* begin DATA FOR THIS EXERCISE *
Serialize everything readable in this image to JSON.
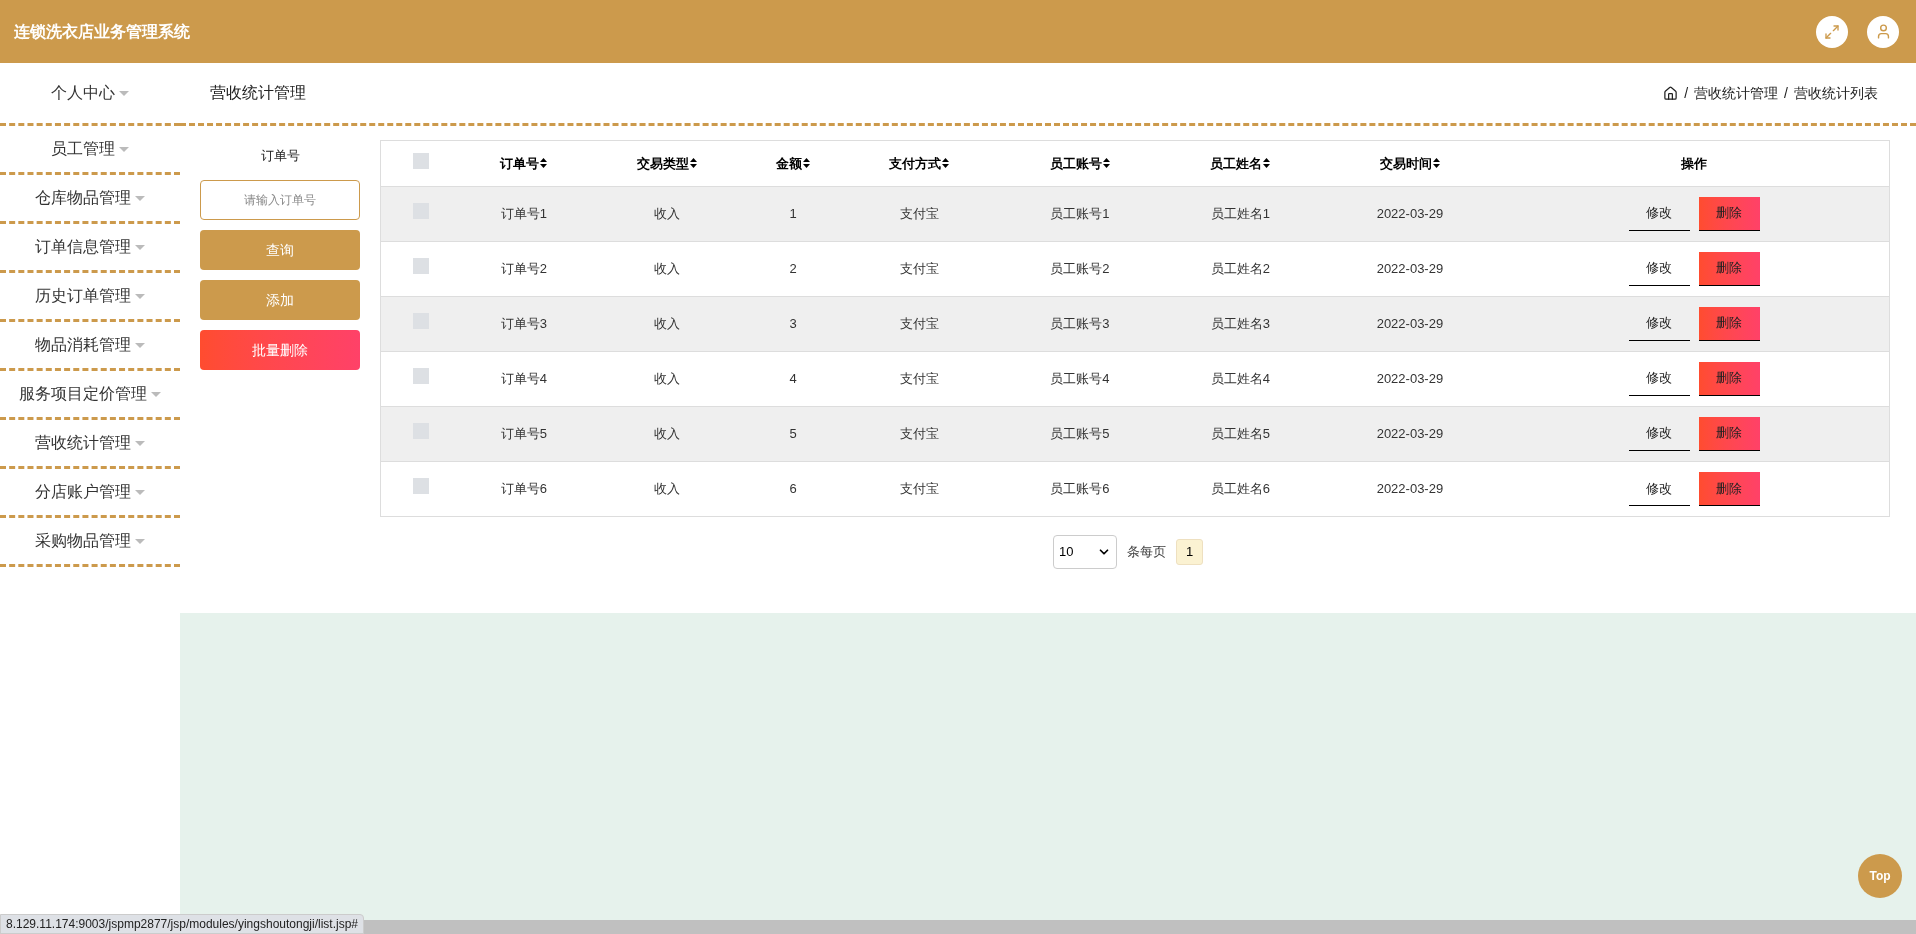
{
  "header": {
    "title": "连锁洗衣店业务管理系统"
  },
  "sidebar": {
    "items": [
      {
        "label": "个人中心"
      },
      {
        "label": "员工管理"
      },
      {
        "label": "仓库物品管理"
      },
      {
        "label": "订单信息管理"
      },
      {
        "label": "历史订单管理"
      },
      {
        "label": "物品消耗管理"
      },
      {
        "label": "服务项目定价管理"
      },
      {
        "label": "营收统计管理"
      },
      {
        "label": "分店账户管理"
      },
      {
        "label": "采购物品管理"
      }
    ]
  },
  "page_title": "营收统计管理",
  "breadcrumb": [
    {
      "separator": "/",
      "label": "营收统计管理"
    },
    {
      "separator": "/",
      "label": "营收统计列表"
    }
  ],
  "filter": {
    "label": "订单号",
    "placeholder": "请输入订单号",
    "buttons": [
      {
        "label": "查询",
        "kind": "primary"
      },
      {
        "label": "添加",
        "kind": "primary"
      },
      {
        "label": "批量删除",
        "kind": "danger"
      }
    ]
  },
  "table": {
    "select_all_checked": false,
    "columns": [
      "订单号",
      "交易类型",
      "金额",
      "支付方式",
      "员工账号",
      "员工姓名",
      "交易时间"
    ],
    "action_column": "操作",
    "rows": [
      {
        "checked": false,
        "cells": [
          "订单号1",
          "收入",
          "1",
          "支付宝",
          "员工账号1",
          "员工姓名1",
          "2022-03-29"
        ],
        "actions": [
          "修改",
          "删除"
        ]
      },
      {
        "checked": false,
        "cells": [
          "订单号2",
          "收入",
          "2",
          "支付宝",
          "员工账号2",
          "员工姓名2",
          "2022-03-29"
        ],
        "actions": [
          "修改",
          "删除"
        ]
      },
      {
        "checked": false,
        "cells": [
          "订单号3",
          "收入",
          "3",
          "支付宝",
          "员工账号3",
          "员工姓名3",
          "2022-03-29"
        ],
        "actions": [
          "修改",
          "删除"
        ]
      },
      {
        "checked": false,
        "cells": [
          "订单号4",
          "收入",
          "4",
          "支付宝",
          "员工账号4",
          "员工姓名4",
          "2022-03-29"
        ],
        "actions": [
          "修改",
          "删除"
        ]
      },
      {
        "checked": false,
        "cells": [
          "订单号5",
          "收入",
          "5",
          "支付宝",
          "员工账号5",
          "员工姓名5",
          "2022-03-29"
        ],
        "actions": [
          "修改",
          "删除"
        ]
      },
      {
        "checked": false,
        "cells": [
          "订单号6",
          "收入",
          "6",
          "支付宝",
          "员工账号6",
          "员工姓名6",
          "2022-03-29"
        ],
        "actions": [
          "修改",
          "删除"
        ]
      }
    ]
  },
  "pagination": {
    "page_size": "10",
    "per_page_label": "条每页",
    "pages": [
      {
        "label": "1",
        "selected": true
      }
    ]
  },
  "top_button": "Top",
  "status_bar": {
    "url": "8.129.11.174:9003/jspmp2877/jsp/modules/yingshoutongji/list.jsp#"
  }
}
* end DATA FOR THIS EXERCISE *
* begin DATA FOR THIS EXERCISE *
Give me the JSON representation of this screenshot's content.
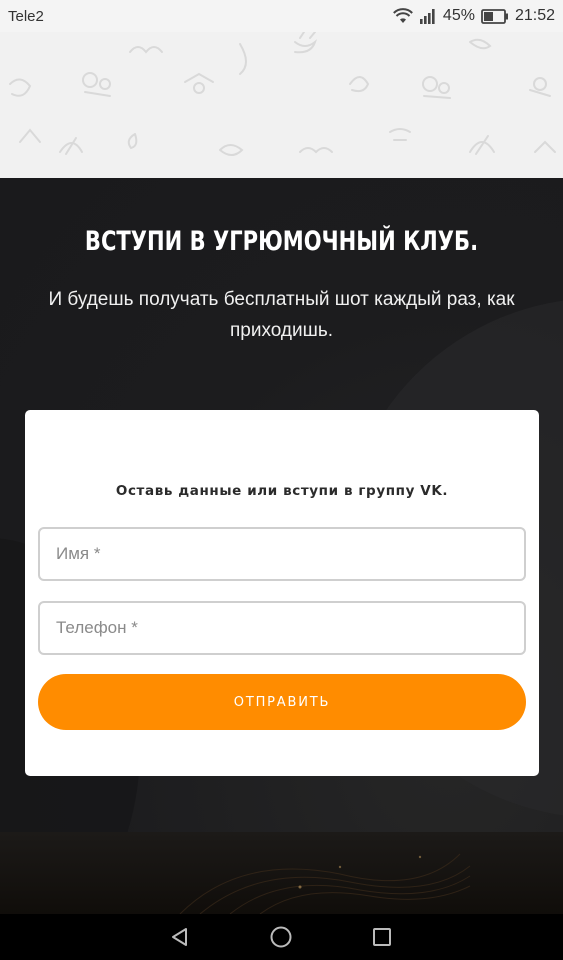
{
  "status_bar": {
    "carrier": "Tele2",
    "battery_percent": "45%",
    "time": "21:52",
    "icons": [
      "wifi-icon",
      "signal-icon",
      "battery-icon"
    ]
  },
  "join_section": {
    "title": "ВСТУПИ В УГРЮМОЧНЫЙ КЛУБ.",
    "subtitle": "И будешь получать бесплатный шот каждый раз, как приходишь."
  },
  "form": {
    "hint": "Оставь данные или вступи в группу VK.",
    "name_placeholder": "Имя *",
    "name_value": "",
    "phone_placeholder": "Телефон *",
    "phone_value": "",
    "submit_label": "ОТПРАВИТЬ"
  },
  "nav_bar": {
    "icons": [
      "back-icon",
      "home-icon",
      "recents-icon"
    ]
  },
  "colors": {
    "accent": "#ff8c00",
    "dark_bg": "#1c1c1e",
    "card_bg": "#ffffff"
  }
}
* end DATA FOR THIS EXERCISE *
* _TASK DIRECTIONS_
Across the entries, how many lines contain "营收统计管理"? Reply with the number only.

* _FINISHED TASK_
3